What this task involves: Copy out each line featuring the string "October" from the entries beneath.

====== Provided entries ======

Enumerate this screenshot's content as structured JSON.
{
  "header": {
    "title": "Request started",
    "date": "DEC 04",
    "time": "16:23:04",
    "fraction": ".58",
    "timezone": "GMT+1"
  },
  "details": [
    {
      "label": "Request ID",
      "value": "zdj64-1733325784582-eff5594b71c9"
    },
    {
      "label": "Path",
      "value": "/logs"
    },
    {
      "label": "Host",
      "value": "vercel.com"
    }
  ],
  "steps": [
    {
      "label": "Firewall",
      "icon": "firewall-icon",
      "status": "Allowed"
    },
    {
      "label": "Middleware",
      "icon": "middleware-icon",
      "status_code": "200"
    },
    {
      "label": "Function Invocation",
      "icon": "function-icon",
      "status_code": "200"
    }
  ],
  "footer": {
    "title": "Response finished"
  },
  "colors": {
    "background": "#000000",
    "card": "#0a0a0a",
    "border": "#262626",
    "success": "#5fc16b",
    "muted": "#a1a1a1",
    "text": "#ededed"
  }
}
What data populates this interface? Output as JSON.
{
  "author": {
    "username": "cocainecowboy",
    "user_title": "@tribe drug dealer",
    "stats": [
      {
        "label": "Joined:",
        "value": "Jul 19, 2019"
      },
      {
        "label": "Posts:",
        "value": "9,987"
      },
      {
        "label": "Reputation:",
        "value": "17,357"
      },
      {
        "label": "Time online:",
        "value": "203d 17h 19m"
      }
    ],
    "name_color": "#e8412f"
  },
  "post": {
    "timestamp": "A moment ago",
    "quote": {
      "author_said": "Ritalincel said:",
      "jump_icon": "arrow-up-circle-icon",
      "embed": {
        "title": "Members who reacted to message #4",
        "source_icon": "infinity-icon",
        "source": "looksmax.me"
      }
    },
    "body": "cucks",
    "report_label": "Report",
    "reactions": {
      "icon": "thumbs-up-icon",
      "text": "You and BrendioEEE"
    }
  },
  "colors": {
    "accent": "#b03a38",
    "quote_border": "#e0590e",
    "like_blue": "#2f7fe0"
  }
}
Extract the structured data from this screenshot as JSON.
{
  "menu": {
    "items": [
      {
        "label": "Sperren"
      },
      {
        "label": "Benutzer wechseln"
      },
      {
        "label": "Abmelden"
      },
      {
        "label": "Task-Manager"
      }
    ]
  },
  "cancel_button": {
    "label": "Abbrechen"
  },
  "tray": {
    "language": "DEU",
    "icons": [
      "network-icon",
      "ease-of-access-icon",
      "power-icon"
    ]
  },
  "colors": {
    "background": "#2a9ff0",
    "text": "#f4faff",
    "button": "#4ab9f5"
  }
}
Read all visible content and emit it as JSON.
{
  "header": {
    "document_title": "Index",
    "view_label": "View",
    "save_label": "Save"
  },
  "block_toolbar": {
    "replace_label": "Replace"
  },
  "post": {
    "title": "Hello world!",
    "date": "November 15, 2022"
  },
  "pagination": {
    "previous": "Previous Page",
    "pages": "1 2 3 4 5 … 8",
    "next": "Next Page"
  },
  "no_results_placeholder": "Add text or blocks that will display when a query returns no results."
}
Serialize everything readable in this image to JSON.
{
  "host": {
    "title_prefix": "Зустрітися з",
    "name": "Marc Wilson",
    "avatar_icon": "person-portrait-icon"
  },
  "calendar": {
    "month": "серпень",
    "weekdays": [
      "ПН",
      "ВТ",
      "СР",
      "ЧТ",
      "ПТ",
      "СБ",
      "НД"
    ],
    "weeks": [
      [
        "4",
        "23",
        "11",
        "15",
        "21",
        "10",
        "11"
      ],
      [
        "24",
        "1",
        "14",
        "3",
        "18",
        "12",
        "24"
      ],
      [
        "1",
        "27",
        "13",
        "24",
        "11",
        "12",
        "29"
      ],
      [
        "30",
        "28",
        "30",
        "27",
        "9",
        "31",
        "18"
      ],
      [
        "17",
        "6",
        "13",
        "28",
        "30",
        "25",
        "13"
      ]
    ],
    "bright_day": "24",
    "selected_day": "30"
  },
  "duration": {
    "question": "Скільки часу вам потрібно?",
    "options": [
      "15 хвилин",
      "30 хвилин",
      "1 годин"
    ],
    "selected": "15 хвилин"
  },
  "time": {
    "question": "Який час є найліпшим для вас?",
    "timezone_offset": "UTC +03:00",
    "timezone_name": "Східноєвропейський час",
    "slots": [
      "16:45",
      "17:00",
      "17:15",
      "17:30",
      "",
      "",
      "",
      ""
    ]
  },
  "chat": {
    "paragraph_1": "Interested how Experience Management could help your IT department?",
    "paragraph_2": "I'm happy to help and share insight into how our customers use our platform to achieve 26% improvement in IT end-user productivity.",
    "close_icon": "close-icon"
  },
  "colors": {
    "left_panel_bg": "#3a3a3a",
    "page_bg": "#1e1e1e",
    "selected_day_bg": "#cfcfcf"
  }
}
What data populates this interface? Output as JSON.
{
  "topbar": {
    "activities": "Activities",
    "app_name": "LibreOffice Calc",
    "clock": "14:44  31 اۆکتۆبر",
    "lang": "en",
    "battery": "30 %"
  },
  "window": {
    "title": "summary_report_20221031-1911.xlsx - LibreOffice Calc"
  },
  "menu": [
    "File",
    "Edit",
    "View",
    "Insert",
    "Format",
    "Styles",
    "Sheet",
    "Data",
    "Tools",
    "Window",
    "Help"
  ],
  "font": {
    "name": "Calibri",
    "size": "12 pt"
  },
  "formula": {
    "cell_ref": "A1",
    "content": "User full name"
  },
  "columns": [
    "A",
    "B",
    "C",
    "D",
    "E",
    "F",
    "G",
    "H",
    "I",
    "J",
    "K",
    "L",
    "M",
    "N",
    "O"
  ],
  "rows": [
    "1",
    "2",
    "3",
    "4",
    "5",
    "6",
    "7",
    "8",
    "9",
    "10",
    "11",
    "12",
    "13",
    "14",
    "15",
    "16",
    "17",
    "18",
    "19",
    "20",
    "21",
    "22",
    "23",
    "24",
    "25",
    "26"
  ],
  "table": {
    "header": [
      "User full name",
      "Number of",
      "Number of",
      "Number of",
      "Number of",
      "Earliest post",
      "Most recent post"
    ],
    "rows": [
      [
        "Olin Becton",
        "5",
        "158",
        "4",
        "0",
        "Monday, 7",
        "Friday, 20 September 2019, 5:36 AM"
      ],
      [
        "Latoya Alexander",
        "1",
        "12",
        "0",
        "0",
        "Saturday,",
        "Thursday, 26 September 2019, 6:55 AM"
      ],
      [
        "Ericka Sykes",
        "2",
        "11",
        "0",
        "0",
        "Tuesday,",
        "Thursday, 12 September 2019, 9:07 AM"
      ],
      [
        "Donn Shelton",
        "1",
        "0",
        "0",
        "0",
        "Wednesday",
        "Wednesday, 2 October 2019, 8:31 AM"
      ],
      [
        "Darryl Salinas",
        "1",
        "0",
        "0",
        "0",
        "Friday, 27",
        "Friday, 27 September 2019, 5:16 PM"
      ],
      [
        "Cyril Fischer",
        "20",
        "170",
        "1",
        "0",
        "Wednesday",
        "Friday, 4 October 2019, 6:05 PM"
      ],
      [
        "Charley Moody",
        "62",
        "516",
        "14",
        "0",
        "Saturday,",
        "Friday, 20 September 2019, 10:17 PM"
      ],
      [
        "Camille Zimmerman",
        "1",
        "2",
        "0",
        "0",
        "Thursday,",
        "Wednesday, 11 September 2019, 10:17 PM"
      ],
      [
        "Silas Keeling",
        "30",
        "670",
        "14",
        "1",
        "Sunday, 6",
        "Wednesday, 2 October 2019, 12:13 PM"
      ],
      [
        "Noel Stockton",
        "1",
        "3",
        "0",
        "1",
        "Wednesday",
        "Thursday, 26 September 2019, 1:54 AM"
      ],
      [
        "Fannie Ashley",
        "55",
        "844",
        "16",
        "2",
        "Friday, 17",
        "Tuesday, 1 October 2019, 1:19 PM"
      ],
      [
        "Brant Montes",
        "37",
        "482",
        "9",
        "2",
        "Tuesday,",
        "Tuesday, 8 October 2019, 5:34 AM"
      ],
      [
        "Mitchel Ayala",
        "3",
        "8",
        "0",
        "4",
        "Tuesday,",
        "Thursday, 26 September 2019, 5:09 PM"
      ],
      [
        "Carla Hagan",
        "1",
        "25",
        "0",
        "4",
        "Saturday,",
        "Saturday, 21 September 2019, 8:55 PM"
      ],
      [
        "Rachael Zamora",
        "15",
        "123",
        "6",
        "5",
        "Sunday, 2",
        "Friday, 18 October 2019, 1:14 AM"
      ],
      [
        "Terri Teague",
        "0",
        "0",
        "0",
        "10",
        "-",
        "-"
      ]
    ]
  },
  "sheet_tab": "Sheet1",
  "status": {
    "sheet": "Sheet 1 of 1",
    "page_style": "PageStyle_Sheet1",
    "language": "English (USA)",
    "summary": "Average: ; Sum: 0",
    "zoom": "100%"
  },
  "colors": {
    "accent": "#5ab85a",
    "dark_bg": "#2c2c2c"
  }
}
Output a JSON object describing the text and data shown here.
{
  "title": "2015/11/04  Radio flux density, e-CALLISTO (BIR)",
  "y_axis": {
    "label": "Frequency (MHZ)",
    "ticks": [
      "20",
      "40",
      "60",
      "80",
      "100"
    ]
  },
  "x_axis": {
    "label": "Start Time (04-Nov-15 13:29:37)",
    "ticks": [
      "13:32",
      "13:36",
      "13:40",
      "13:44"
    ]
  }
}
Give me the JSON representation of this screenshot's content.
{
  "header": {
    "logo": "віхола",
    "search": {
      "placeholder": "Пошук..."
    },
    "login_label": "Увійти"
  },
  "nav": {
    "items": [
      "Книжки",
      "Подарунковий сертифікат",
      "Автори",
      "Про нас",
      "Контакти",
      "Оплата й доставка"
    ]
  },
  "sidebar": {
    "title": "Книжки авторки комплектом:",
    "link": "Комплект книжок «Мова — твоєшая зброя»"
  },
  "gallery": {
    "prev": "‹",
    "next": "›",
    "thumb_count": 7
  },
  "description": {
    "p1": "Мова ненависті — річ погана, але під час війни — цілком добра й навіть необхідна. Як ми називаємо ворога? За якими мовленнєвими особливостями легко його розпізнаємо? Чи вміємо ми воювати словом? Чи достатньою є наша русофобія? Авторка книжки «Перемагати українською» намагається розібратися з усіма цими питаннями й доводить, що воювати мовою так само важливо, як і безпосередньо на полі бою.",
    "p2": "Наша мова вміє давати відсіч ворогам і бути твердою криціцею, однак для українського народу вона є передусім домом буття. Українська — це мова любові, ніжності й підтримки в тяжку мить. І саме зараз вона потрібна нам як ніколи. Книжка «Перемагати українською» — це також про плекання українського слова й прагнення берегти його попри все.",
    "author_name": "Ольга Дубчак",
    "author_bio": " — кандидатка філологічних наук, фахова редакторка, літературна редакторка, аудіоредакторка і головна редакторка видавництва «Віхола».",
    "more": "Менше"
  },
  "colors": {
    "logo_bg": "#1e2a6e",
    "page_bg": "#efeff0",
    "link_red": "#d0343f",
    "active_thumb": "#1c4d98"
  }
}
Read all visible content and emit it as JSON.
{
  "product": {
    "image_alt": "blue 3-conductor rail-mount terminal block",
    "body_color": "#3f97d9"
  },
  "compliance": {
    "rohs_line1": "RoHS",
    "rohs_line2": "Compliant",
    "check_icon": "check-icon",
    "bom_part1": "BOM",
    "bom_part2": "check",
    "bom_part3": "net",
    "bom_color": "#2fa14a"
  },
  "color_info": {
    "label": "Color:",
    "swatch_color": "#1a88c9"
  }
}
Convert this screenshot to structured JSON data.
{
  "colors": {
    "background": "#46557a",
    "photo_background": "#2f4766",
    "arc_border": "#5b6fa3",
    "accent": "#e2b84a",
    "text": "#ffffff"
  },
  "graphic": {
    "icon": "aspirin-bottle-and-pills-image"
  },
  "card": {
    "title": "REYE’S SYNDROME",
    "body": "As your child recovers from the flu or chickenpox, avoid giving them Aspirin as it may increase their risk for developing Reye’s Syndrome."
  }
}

======

Response to this exercise:
        "Wednesday, 2 October 2019, 8:31 AM"
        "Friday, 4 October 2019, 6:05 PM"
        "Wednesday, 2 October 2019, 12:13 PM"
        "Tuesday, 1 October 2019, 1:19 PM"
        "Tuesday, 8 October 2019, 5:34 AM"
        "Friday, 18 October 2019, 1:14 AM"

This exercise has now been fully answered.